What the task requires
From the data that follows, copy every line holding the string "breaking".

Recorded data

┄┄┄┄┄┄

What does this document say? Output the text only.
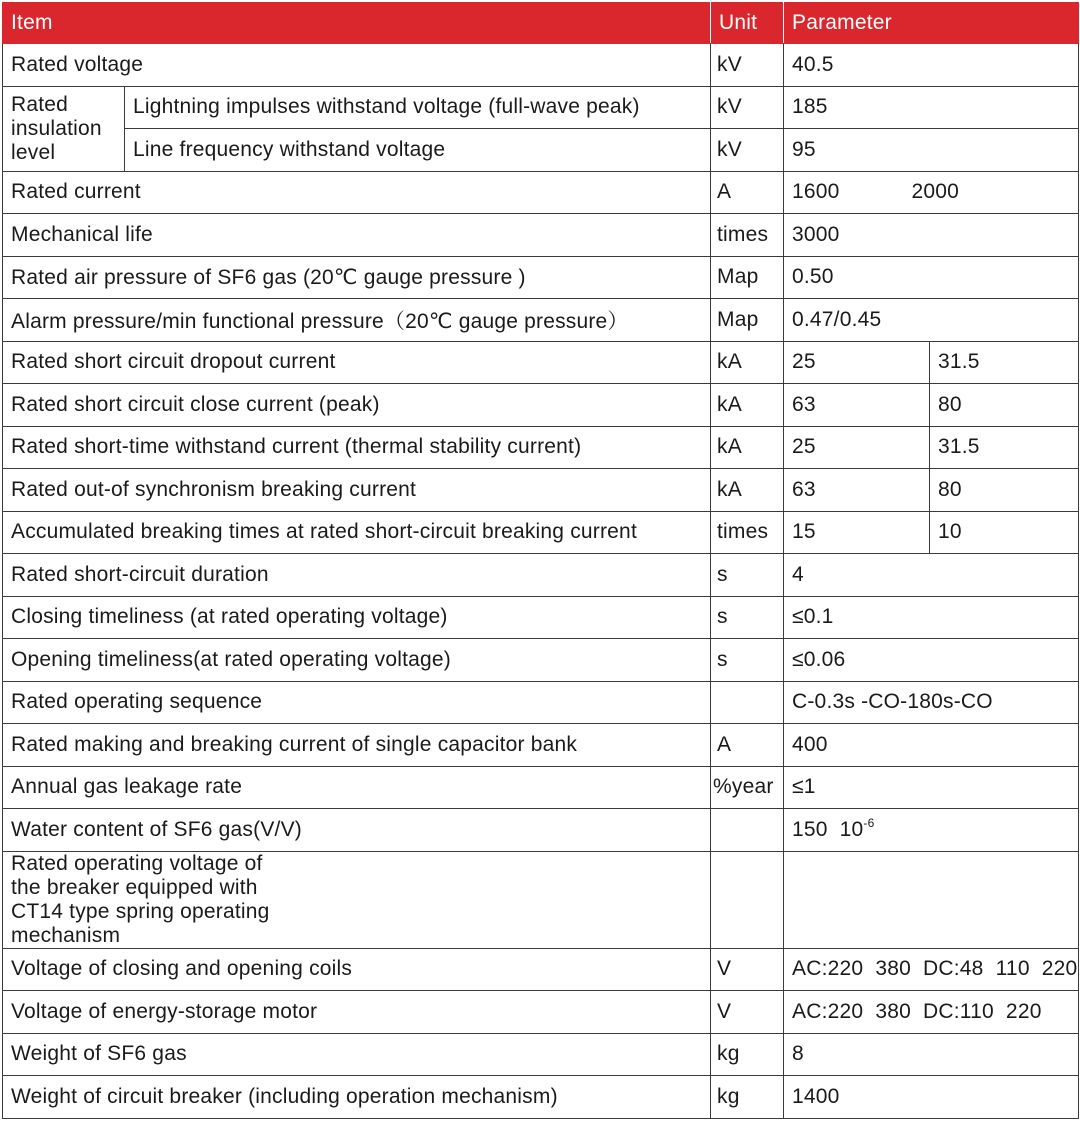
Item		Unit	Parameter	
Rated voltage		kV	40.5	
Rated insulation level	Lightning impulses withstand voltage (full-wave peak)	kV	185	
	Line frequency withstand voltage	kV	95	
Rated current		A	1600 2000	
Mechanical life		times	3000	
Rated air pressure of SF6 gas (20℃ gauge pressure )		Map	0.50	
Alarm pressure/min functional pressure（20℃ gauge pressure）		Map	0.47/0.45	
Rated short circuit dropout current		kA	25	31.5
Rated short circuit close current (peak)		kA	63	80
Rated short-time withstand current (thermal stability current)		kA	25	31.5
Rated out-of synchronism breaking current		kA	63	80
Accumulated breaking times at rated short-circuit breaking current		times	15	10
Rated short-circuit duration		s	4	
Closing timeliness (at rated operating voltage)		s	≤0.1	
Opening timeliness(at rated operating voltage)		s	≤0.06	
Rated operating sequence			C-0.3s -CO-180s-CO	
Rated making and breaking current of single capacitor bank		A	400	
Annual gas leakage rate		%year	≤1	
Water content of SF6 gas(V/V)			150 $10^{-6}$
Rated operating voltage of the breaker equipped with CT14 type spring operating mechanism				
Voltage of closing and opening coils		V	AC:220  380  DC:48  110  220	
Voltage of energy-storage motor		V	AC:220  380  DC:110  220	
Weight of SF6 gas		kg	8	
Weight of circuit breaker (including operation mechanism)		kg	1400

┄┄┄┄┄┄

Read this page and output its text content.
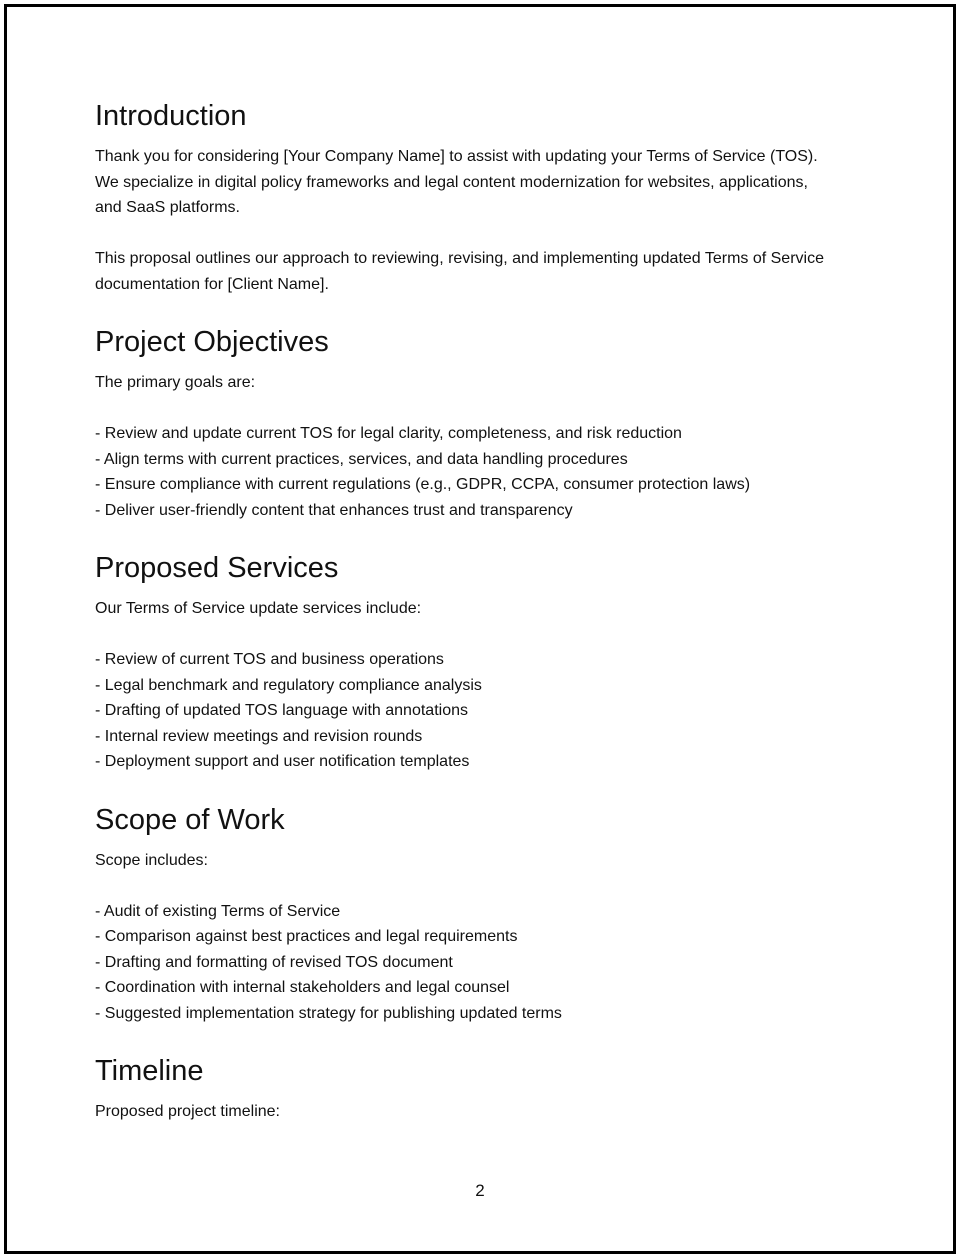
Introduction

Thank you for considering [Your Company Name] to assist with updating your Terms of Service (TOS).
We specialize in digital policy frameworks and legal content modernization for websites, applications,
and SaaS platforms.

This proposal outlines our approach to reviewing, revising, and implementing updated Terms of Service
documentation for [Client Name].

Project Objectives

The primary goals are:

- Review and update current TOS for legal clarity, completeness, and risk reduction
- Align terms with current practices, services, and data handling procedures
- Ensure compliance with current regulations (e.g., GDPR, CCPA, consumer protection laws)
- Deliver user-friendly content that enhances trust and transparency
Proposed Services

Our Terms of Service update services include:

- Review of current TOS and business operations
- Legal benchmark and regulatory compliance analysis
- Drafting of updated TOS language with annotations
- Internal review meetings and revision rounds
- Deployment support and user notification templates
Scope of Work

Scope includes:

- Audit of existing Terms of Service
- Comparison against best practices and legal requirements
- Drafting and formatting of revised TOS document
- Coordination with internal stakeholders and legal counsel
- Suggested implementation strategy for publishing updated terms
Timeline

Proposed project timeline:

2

┄┄┄┄┄┄

Exercise answer
Rated out-of synchronism breaking current		kA	63	80
Accumulated breaking times at rated short-circuit breaking current		times	15	10
Rated making and breaking current of single capacitor bank		A	400	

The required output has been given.